AIM OF THE EXERCISE –
All of the material should be reproduced exactly, with pictures left out.

-- begin DATA FOR THE TASK --

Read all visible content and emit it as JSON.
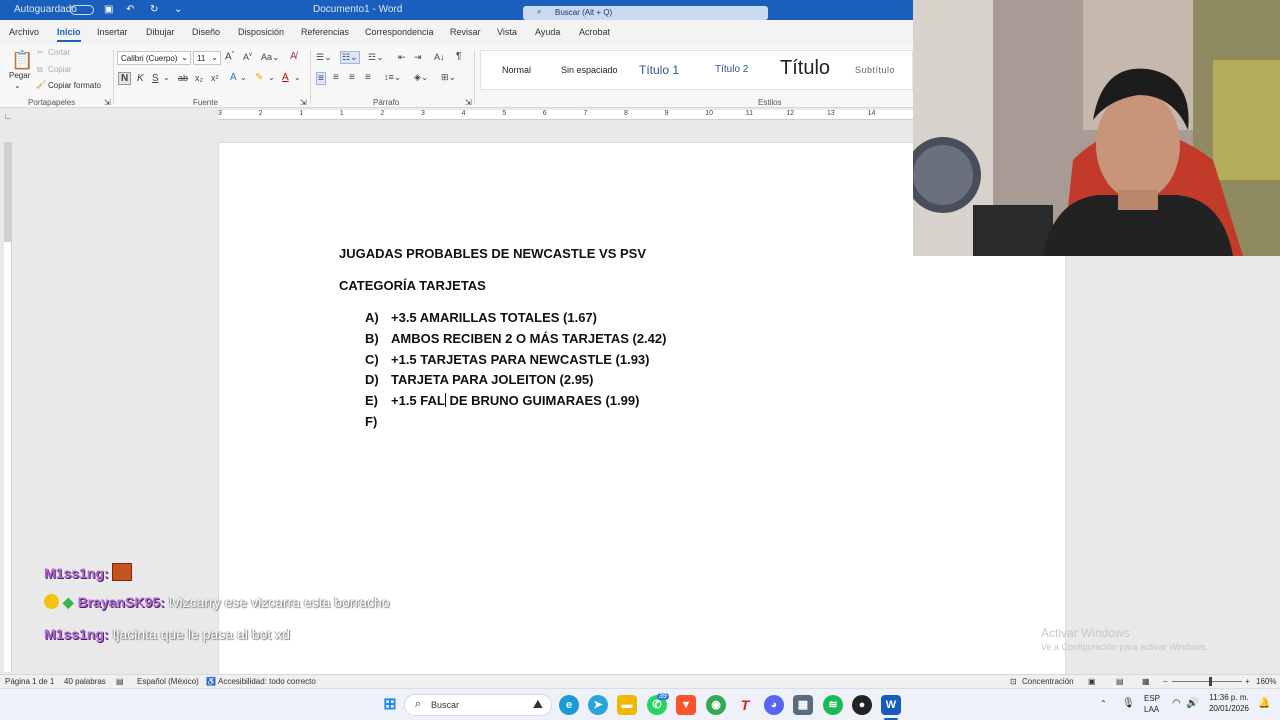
{
  "titlebar": {
    "autosave_label": "Autoguardado",
    "document_title": "Documento1 - Word",
    "search_placeholder": "Buscar (Alt + Q)",
    "color": "#1b5fbd"
  },
  "menu": {
    "tabs": [
      "Archivo",
      "Inicio",
      "Insertar",
      "Dibujar",
      "Diseño",
      "Disposición",
      "Referencias",
      "Correspondencia",
      "Revisar",
      "Vista",
      "Ayuda",
      "Acrobat"
    ],
    "active_tab": "Inicio"
  },
  "ribbon": {
    "clipboard": {
      "paste_label": "Pegar",
      "cut_label": "Cortar",
      "copy_label": "Copiar",
      "format_painter_label": "Copiar formato",
      "group_label": "Portapapeles"
    },
    "font": {
      "font_name": "Calibri (Cuerpo)",
      "font_size": "11",
      "group_label": "Fuente"
    },
    "paragraph": {
      "group_label": "Párrafo"
    },
    "styles": {
      "items": [
        "Normal",
        "Sin espaciado",
        "Título 1",
        "Título 2",
        "Título",
        "Subtítulo"
      ],
      "group_label": "Estilos"
    }
  },
  "ruler": {
    "marks": [
      "3",
      "2",
      "1",
      "1",
      "2",
      "3",
      "4",
      "5",
      "6",
      "7",
      "8",
      "9",
      "10",
      "11",
      "12",
      "13",
      "14"
    ]
  },
  "document": {
    "heading": "JUGADAS PROBABLES DE NEWCASTLE VS PSV",
    "category": "CATEGORÍA TARJETAS",
    "items": [
      {
        "letter": "A)",
        "text": "+3.5 AMARILLAS TOTALES (1.67)"
      },
      {
        "letter": "B)",
        "text": "AMBOS RECIBEN 2 O MÁS TARJETAS (2.42)"
      },
      {
        "letter": "C)",
        "text": "+1.5 TARJETAS PARA NEWCASTLE (1.93)"
      },
      {
        "letter": "D)",
        "text": "TARJETA PARA JOLEITON (2.95)"
      },
      {
        "letter": "E)",
        "text_before_cursor": "+1.5 FAL",
        "text_after_cursor": "DE BRUNO GUIMARAES (1.99)"
      },
      {
        "letter": "F)",
        "text": ""
      }
    ]
  },
  "chat": [
    {
      "user": "M1ss1ng:",
      "message": ""
    },
    {
      "user": "BrayanSK95:",
      "message": "!vizcarry ese vizcarra esta borracho"
    },
    {
      "user": "M1ss1ng:",
      "message": "!jacinta que le pasa al bot xd"
    }
  ],
  "watermark": {
    "title": "Activar Windows",
    "subtitle": "Ve a Configuración para activar Windows."
  },
  "statusbar": {
    "page": "Página 1 de 1",
    "words": "40 palabras",
    "language": "Español (México)",
    "accessibility": "Accesibilidad: todo correcto",
    "focus": "Concentración",
    "zoom": "160%"
  },
  "taskbar": {
    "search_label": "Buscar",
    "whatsapp_badge": "39",
    "lang_top": "ESP",
    "lang_bottom": "LAA",
    "time": "11:36 p. m.",
    "date": "20/01/2026"
  }
}
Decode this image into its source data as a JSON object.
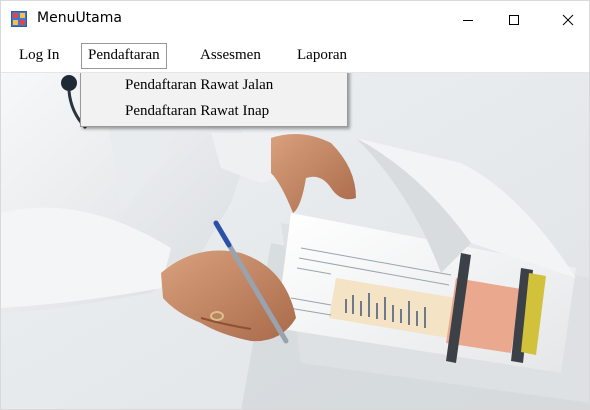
{
  "window": {
    "title": "MenuUtama"
  },
  "menubar": {
    "items": [
      {
        "label": "Log In"
      },
      {
        "label": "Pendaftaran"
      },
      {
        "label": "Assesmen"
      },
      {
        "label": "Laporan"
      }
    ]
  },
  "dropdown": {
    "items": [
      {
        "label": "Pendaftaran Rawat Jalan"
      },
      {
        "label": "Pendaftaran Rawat Inap"
      }
    ]
  },
  "icons": {
    "app": "app-form-icon",
    "minimize": "minimize-icon",
    "maximize": "maximize-icon",
    "close": "close-icon"
  }
}
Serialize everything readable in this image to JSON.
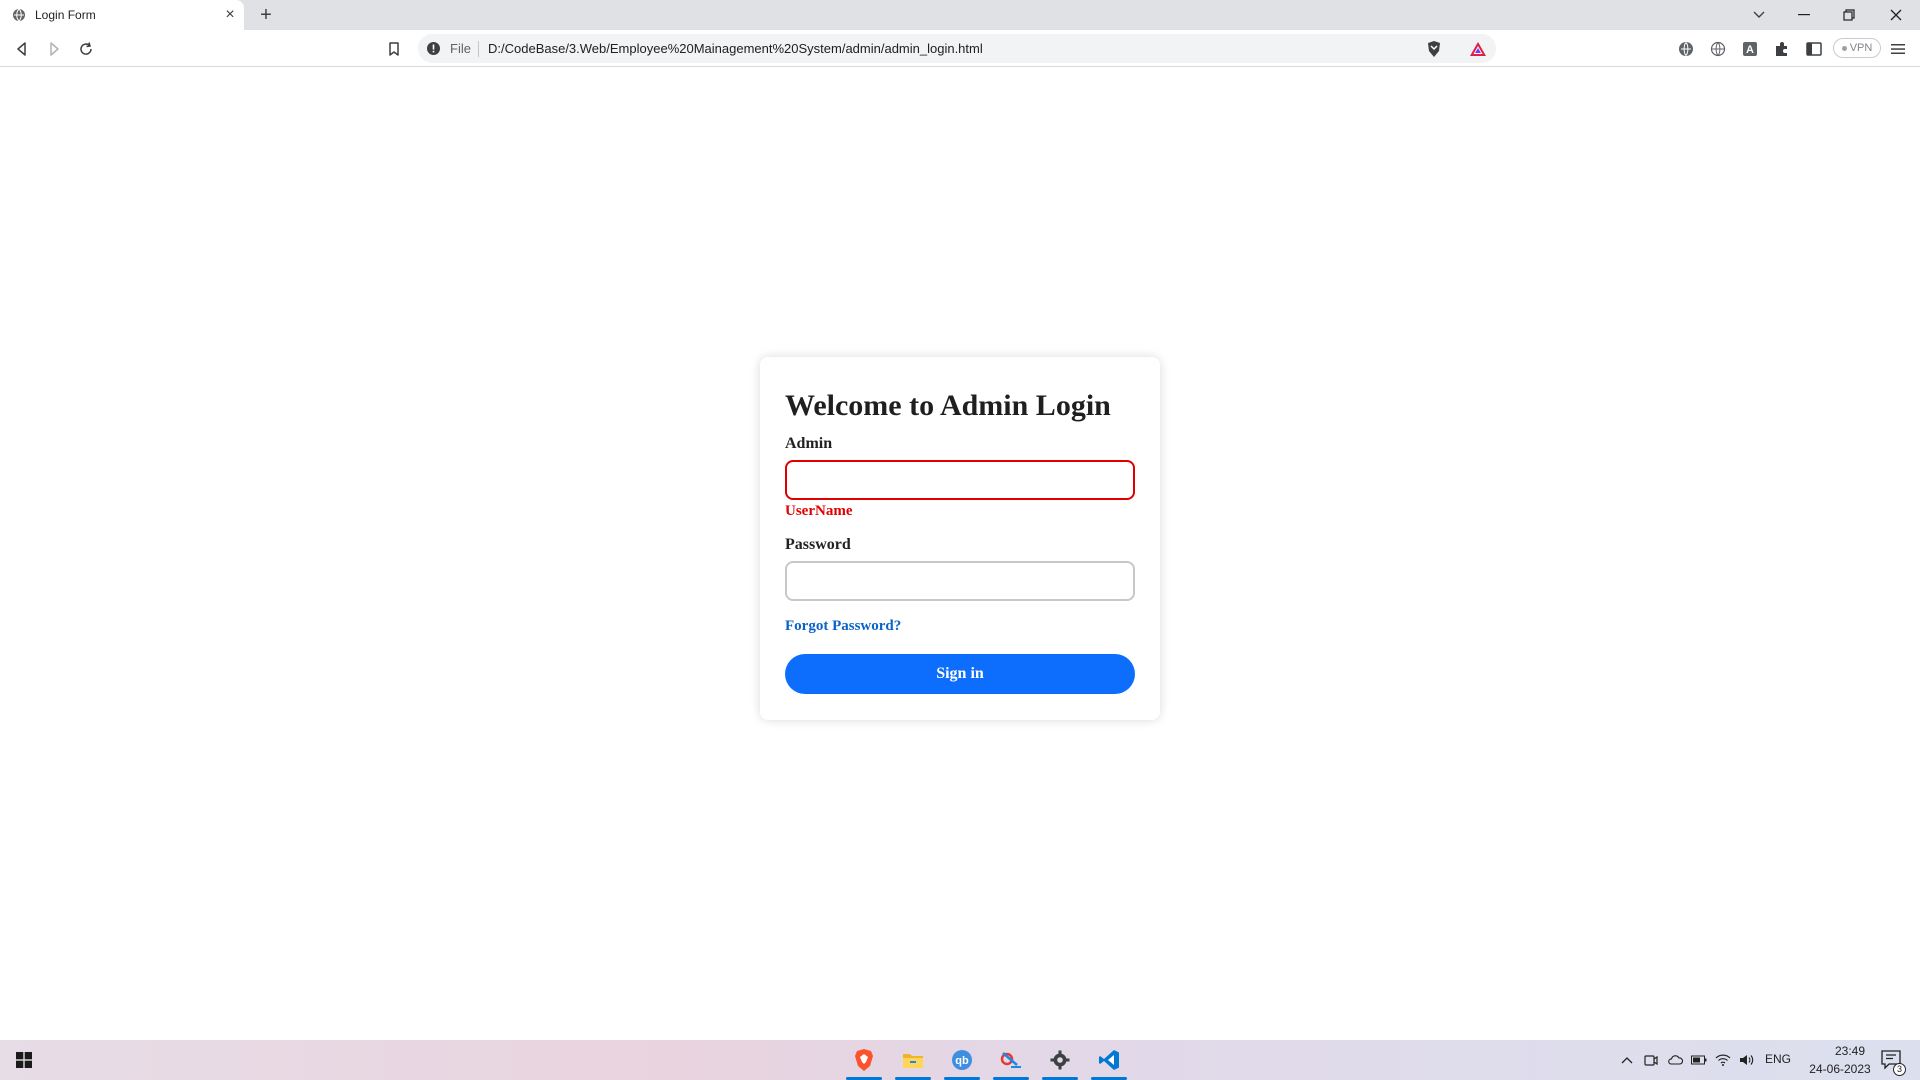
{
  "browser": {
    "tab_title": "Login Form",
    "tab_close": "×",
    "new_tab": "+",
    "omnibox_scheme": "File",
    "url": "D:/CodeBase/3.Web/Employee%20Mainagement%20System/admin/admin_login.html",
    "vpn_label": "VPN",
    "icons": [
      "back-icon",
      "forward-icon",
      "reload-icon",
      "bookmark-icon",
      "info-icon",
      "brave-shields-icon",
      "brave-rewards-icon",
      "translate-icon",
      "globe-icon",
      "dictionary-icon",
      "extensions-icon",
      "sidebar-icon",
      "menu-icon"
    ]
  },
  "login": {
    "title": "Welcome to Admin Login",
    "username_label": "Admin",
    "username_value": "",
    "username_error": "UserName",
    "password_label": "Password",
    "password_value": "",
    "forgot_link": "Forgot Password?",
    "signin_button": "Sign in",
    "error_color": "#e00000",
    "accent_color": "#0d6efd"
  },
  "taskbar": {
    "apps": [
      "brave-browser-icon",
      "file-explorer-icon",
      "qbittorrent-icon",
      "snipping-tool-icon",
      "settings-icon",
      "vscode-icon"
    ],
    "language": "ENG",
    "time": "23:49",
    "date": "24-06-2023",
    "notification_count": "3"
  }
}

-- end DATA FOR THE TASK --

ANSWER TO THE TASK –
Read all visible content and emit it as JSON.
{
  "titlebar": {
    "autosave_label": "Autoguardado",
    "document_title": "Documento1 - Word",
    "search_placeholder": "Buscar (Alt + Q)",
    "color": "#1b5fbd"
  },
  "menu": {
    "tabs": [
      "Archivo",
      "Inicio",
      "Insertar",
      "Dibujar",
      "Diseño",
      "Disposición",
      "Referencias",
      "Correspondencia",
      "Revisar",
      "Vista",
      "Ayuda",
      "Acrobat"
    ],
    "active_tab": "Inicio"
  },
  "ribbon": {
    "clipboard": {
      "paste_label": "Pegar",
      "cut_label": "Cortar",
      "copy_label": "Copiar",
      "format_painter_label": "Copiar formato",
      "group_label": "Portapapeles"
    },
    "font": {
      "font_name": "Calibri (Cuerpo)",
      "font_size": "11",
      "group_label": "Fuente"
    },
    "paragraph": {
      "group_label": "Párrafo"
    },
    "styles": {
      "items": [
        "Normal",
        "Sin espaciado",
        "Título 1",
        "Título 2",
        "Título",
        "Subtítulo"
      ],
      "group_label": "Estilos"
    }
  },
  "ruler": {
    "marks": [
      "3",
      "2",
      "1",
      "1",
      "2",
      "3",
      "4",
      "5",
      "6",
      "7",
      "8",
      "9",
      "10",
      "11",
      "12",
      "13",
      "14"
    ]
  },
  "document": {
    "heading": "JUGADAS PROBABLES DE NEWCASTLE VS PSV",
    "category": "CATEGORÍA TARJETAS",
    "items": [
      {
        "letter": "A)",
        "text": "+3.5 AMARILLAS TOTALES (1.67)"
      },
      {
        "letter": "B)",
        "text": "AMBOS RECIBEN 2 O MÁS TARJETAS (2.42)"
      },
      {
        "letter": "C)",
        "text": "+1.5 TARJETAS PARA NEWCASTLE (1.93)"
      },
      {
        "letter": "D)",
        "text": "TARJETA PARA JOLEITON (2.95)"
      },
      {
        "letter": "E)",
        "text_before_cursor": "+1.5 FAL",
        "text_after_cursor": "DE BRUNO GUIMARAES (1.99)"
      },
      {
        "letter": "F)",
        "text": ""
      }
    ]
  },
  "chat": [
    {
      "user": "M1ss1ng:",
      "message": ""
    },
    {
      "user": "BrayanSK95:",
      "message": "!vizcarry ese vizcarra esta borracho"
    },
    {
      "user": "M1ss1ng:",
      "message": "!jacinta que le pasa al bot xd"
    }
  ],
  "watermark": {
    "title": "Activar Windows",
    "subtitle": "Ve a Configuración para activar Windows."
  },
  "statusbar": {
    "page": "Página 1 de 1",
    "words": "40 palabras",
    "language": "Español (México)",
    "accessibility": "Accesibilidad: todo correcto",
    "focus": "Concentración",
    "zoom": "160%"
  },
  "taskbar": {
    "search_label": "Buscar",
    "whatsapp_badge": "39",
    "lang_top": "ESP",
    "lang_bottom": "LAA",
    "time": "11:36 p. m.",
    "date": "20/01/2026"
  }
}
Decode this image into its source data as a JSON object.
{
  "window": {
    "title": "MenuUtama"
  },
  "menubar": {
    "items": [
      {
        "label": "Log In"
      },
      {
        "label": "Pendaftaran"
      },
      {
        "label": "Assesmen"
      },
      {
        "label": "Laporan"
      }
    ]
  },
  "dropdown": {
    "items": [
      {
        "label": "Pendaftaran Rawat Jalan"
      },
      {
        "label": "Pendaftaran Rawat Inap"
      }
    ]
  },
  "icons": {
    "app": "app-form-icon",
    "minimize": "minimize-icon",
    "maximize": "maximize-icon",
    "close": "close-icon"
  }
}
Serialize everything readable in this image to JSON.
{
  "browser": {
    "tab_title": "Login Form",
    "tab_close": "×",
    "new_tab": "+",
    "omnibox_scheme": "File",
    "url": "D:/CodeBase/3.Web/Employee%20Mainagement%20System/admin/admin_login.html",
    "vpn_label": "VPN",
    "icons": [
      "back-icon",
      "forward-icon",
      "reload-icon",
      "bookmark-icon",
      "info-icon",
      "brave-shields-icon",
      "brave-rewards-icon",
      "translate-icon",
      "globe-icon",
      "dictionary-icon",
      "extensions-icon",
      "sidebar-icon",
      "menu-icon"
    ]
  },
  "login": {
    "title": "Welcome to Admin Login",
    "username_label": "Admin",
    "username_value": "",
    "username_error": "UserName",
    "password_label": "Password",
    "password_value": "",
    "forgot_link": "Forgot Password?",
    "signin_button": "Sign in",
    "error_color": "#e00000",
    "accent_color": "#0d6efd"
  },
  "taskbar": {
    "apps": [
      "brave-browser-icon",
      "file-explorer-icon",
      "qbittorrent-icon",
      "snipping-tool-icon",
      "settings-icon",
      "vscode-icon"
    ],
    "language": "ENG",
    "time": "23:49",
    "date": "24-06-2023",
    "notification_count": "3"
  }
}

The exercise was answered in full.